__REQUIREMENT__
In the data below, locate each line with the word "Zonal" and list it.

__DATA SECTION__
_ _ _ _ _ _ _

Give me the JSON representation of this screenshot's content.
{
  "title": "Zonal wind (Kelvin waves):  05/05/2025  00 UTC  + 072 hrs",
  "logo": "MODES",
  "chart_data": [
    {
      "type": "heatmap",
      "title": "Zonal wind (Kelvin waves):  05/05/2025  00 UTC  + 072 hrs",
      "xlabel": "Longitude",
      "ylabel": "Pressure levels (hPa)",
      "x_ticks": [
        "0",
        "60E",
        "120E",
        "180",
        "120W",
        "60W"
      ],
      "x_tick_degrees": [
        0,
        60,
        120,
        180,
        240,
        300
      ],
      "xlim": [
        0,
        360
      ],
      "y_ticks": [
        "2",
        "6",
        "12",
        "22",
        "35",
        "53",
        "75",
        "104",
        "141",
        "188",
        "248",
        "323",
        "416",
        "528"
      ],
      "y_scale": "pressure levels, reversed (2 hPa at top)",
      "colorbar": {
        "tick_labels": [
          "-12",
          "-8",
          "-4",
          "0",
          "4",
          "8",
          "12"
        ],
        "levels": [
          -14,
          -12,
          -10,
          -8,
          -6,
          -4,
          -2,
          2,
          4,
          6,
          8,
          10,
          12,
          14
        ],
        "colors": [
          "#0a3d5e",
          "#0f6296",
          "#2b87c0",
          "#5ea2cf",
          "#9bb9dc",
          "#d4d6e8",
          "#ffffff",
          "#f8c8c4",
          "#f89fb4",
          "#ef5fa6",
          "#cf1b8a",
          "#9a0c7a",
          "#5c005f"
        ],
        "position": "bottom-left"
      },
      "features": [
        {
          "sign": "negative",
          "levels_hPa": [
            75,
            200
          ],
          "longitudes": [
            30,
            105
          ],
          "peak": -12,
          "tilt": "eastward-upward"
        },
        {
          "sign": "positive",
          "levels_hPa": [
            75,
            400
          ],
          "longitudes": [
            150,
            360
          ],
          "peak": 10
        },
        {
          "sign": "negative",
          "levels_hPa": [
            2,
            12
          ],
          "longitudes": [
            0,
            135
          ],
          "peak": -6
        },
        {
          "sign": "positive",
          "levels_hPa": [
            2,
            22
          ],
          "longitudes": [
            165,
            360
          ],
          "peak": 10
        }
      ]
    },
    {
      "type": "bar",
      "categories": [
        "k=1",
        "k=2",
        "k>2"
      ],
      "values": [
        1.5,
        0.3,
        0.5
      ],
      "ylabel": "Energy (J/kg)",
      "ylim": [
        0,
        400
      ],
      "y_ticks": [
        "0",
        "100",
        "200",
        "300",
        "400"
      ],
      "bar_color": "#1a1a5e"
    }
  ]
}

_ _ _ _ _ _ _

__RESPONSE BELOW__
  "title": "Zonal wind (Kelvin waves):  05/05/2025  00 UTC  + 072 hrs",
      "title": "Zonal wind (Kelvin waves):  05/05/2025  00 UTC  + 072 hrs",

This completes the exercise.